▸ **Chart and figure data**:
========
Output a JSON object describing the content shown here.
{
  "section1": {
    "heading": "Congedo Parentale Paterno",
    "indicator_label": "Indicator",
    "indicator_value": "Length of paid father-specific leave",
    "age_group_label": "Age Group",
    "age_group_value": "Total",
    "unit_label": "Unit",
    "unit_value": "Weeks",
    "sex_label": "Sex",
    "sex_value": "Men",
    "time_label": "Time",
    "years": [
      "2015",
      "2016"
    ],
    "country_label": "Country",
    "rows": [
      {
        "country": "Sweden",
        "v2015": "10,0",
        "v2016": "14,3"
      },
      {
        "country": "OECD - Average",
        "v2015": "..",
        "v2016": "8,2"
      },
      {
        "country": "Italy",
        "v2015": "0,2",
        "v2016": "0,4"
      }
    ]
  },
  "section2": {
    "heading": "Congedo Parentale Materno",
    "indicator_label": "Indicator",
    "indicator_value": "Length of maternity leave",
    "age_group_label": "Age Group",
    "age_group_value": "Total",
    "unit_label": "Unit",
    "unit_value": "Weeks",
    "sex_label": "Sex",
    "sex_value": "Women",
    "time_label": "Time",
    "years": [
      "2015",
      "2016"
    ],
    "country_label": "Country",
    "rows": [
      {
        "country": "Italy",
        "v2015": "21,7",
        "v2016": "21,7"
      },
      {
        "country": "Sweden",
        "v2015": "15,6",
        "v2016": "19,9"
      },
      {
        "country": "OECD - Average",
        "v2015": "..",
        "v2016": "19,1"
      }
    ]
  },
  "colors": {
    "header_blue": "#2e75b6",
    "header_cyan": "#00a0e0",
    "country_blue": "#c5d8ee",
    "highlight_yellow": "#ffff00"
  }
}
========
▸ **Your objective**:
Extract the entries above verbatim.

▸ **Exercise response**:
Output a JSON object describing the content shown here.
{
  "section1": {
    "heading": "Congedo Parentale Paterno",
    "indicator_label": "Indicator",
    "indicator_value": "Length of paid father-specific leave",
    "age_group_label": "Age Group",
    "age_group_value": "Total",
    "unit_label": "Unit",
    "unit_value": "Weeks",
    "sex_label": "Sex",
    "sex_value": "Men",
    "time_label": "Time",
    "years": [
      "2015",
      "2016"
    ],
    "country_label": "Country",
    "rows": [
      {
        "country": "Sweden",
        "v2015": "10,0",
        "v2016": "14,3"
      },
      {
        "country": "OECD - Average",
        "v2015": "..",
        "v2016": "8,2"
      },
      {
        "country": "Italy",
        "v2015": "0,2",
        "v2016": "0,4"
      }
    ]
  },
  "section2": {
    "heading": "Congedo Parentale Materno",
    "indicator_label": "Indicator",
    "indicator_value": "Length of maternity leave",
    "age_group_label": "Age Group",
    "age_group_value": "Total",
    "unit_label": "Unit",
    "unit_value": "Weeks",
    "sex_label": "Sex",
    "sex_value": "Women",
    "time_label": "Time",
    "years": [
      "2015",
      "2016"
    ],
    "country_label": "Country",
    "rows": [
      {
        "country": "Italy",
        "v2015": "21,7",
        "v2016": "21,7"
      },
      {
        "country": "Sweden",
        "v2015": "15,6",
        "v2016": "19,9"
      },
      {
        "country": "OECD - Average",
        "v2015": "..",
        "v2016": "19,1"
      }
    ]
  },
  "colors": {
    "header_blue": "#2e75b6",
    "header_cyan": "#00a0e0",
    "country_blue": "#c5d8ee",
    "highlight_yellow": "#ffff00"
  }
}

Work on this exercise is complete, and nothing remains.